__Data provided__
*-*-*

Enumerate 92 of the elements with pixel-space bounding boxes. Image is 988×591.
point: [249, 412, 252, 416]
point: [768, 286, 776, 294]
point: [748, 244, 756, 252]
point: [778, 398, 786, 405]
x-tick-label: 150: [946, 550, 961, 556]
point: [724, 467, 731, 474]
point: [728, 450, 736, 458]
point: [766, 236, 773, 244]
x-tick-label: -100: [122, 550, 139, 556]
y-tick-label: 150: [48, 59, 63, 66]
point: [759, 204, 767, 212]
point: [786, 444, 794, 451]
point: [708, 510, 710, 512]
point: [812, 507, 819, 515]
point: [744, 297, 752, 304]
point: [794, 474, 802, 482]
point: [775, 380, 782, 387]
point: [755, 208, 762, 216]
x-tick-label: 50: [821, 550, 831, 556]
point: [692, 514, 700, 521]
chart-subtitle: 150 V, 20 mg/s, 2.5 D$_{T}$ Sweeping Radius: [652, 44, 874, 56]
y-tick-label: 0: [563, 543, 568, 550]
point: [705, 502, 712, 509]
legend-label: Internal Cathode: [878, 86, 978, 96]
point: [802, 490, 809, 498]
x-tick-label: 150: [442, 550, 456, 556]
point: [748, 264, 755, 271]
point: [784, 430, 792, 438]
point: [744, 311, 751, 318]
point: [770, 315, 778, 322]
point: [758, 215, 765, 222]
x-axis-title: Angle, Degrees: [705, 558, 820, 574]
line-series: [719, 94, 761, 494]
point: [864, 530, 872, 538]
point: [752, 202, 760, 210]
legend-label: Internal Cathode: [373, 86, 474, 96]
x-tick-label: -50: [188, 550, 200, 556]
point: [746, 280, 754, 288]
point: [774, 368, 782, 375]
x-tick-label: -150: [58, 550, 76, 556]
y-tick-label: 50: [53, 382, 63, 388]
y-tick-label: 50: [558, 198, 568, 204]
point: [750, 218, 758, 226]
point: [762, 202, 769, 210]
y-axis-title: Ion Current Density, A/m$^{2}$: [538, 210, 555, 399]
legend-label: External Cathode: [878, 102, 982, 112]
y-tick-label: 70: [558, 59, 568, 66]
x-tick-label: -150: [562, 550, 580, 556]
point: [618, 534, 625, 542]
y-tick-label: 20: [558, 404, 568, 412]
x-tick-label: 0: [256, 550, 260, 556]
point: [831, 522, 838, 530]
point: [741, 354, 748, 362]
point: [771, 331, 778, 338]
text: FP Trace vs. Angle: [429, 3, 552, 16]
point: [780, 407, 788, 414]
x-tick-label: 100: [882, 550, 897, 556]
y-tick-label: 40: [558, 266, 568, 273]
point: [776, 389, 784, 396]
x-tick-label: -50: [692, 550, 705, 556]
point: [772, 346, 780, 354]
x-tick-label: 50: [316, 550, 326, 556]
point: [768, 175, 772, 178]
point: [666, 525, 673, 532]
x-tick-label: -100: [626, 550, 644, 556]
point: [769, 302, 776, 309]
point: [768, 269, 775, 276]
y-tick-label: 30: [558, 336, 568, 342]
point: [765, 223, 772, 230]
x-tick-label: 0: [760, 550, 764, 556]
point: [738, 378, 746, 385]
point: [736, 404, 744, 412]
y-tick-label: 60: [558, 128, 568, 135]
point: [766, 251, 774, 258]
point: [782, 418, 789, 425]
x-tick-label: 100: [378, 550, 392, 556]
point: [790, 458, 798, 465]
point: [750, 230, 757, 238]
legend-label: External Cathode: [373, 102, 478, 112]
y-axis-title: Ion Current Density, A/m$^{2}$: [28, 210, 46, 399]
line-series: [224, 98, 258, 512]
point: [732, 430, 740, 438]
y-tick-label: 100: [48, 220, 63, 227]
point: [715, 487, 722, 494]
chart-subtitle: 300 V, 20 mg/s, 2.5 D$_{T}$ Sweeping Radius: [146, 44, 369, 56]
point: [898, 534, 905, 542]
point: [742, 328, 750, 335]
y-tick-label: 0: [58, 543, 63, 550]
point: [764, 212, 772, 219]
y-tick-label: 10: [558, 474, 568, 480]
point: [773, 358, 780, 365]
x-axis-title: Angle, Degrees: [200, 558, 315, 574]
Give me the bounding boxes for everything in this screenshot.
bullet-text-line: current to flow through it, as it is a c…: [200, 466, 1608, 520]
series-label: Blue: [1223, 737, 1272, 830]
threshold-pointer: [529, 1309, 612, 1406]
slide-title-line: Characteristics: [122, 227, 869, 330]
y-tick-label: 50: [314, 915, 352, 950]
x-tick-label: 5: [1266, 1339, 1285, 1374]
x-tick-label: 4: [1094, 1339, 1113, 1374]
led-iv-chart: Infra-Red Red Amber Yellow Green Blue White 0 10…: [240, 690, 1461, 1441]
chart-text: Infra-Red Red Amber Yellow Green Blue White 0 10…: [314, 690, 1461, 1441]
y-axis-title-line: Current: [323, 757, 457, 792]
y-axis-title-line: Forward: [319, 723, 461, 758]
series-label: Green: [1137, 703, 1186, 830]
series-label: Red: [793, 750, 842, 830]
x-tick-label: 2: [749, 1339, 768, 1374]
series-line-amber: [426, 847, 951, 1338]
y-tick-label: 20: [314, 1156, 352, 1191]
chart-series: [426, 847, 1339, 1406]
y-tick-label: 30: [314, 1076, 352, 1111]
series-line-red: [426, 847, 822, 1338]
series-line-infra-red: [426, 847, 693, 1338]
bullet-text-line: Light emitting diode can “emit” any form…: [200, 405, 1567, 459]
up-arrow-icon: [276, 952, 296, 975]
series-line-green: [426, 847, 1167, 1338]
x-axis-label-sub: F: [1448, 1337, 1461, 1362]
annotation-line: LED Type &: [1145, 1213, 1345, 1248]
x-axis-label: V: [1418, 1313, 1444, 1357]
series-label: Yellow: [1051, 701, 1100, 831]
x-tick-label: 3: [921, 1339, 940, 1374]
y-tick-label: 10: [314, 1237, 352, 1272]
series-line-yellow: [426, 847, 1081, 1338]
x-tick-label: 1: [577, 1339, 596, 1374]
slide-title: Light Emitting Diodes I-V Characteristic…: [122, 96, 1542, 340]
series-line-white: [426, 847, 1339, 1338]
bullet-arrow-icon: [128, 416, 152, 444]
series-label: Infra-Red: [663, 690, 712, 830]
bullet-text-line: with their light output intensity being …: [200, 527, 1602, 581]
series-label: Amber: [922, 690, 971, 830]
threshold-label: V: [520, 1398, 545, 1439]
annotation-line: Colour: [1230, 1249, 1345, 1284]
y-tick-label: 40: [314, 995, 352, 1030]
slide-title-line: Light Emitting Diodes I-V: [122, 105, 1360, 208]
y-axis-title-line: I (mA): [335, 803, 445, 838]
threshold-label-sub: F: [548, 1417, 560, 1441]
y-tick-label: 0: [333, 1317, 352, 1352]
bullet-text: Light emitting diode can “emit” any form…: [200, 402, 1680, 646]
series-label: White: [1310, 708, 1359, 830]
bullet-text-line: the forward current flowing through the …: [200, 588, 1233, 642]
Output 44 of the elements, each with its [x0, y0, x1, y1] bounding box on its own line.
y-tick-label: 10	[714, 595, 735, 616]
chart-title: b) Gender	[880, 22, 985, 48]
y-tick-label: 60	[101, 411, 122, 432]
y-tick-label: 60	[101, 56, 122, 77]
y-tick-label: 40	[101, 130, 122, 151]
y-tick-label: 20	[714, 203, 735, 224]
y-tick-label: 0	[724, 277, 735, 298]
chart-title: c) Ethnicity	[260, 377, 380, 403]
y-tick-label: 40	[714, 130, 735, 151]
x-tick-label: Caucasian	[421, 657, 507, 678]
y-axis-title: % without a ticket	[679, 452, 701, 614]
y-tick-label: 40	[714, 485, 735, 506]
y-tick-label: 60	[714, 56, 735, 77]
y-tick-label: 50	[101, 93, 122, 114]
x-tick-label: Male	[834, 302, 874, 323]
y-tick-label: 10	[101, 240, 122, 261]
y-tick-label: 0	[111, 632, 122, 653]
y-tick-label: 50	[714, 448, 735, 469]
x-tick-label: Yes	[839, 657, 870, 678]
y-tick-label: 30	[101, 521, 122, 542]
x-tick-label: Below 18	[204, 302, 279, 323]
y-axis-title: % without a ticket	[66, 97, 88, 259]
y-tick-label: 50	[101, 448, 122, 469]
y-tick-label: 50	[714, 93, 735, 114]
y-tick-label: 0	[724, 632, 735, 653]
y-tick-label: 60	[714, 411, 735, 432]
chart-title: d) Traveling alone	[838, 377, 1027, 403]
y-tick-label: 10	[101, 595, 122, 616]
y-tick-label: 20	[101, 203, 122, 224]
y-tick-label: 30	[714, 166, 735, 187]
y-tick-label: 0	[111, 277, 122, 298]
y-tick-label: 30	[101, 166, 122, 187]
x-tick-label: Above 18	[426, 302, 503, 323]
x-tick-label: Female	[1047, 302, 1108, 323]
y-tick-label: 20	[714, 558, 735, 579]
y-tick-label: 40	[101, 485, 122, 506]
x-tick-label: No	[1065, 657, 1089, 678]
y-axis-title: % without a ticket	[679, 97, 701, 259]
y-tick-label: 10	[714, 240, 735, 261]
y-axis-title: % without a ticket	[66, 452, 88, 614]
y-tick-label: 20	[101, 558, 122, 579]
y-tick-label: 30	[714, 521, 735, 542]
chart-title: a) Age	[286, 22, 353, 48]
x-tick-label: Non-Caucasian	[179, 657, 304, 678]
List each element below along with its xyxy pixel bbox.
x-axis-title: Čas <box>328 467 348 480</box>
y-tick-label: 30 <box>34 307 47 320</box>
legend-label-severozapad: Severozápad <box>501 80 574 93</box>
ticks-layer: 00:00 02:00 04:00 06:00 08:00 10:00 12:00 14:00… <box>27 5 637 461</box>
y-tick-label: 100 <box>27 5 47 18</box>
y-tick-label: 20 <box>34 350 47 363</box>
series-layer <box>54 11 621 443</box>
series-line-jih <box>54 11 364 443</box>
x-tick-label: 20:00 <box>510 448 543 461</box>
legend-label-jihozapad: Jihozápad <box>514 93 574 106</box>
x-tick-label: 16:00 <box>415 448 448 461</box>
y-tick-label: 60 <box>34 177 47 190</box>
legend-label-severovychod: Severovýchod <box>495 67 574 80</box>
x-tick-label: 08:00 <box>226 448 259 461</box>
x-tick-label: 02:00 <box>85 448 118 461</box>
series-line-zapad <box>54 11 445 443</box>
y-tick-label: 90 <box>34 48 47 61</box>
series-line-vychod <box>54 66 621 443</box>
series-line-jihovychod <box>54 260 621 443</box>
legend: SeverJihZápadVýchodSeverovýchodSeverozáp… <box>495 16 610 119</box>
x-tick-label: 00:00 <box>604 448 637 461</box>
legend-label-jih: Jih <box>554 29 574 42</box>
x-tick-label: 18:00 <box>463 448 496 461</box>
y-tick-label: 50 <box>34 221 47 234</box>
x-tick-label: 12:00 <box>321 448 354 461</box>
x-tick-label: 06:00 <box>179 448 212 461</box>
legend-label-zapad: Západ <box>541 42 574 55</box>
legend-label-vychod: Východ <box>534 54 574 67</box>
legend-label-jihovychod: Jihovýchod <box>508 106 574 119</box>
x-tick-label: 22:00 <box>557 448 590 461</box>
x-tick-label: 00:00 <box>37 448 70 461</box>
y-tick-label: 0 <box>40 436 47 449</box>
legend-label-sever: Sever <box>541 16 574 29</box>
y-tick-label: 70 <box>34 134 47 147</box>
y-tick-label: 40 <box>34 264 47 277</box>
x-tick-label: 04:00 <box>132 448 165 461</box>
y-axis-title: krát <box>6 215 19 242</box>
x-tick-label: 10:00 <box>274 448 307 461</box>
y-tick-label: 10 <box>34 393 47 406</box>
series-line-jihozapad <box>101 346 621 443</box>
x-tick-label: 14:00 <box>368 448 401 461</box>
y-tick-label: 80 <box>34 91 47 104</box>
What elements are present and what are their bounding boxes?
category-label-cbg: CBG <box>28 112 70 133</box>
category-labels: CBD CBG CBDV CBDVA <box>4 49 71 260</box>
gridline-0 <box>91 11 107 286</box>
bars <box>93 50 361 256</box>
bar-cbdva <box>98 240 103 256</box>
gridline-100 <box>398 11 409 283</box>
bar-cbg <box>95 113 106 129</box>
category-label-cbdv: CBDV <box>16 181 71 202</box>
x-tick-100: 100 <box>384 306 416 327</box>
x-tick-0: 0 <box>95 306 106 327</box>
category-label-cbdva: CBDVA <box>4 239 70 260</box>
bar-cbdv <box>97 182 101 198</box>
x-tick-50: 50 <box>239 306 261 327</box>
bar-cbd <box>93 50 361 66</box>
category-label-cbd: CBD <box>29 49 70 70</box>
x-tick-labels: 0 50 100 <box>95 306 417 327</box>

*-*-*

__Directive__
Update everything from the start of the rows down to the line containing "point: [802, 490, 809, 498]", putting "Hollow Cathode" in place of "Internal Cathode" and leaving the rest the same.

__Response to this task__
Enumerate 92 of the elements with pixel-space bounding boxes. Image is 988×591.
point: [249, 412, 252, 416]
point: [768, 286, 776, 294]
point: [748, 244, 756, 252]
point: [778, 398, 786, 405]
x-tick-label: 150: [946, 550, 961, 556]
point: [724, 467, 731, 474]
point: [728, 450, 736, 458]
point: [766, 236, 773, 244]
x-tick-label: -100: [122, 550, 139, 556]
y-tick-label: 150: [48, 59, 63, 66]
point: [759, 204, 767, 212]
point: [786, 444, 794, 451]
point: [708, 510, 710, 512]
point: [812, 507, 819, 515]
point: [744, 297, 752, 304]
point: [794, 474, 802, 482]
point: [775, 380, 782, 387]
point: [755, 208, 762, 216]
x-tick-label: 50: [821, 550, 831, 556]
point: [692, 514, 700, 521]
chart-subtitle: 150 V, 20 mg/s, 2.5 D$_{T}$ Sweeping Radius: [652, 44, 874, 56]
y-tick-label: 0: [563, 543, 568, 550]
point: [705, 502, 712, 509]
legend-label: Hollow Cathode: [878, 86, 978, 96]
point: [802, 490, 809, 498]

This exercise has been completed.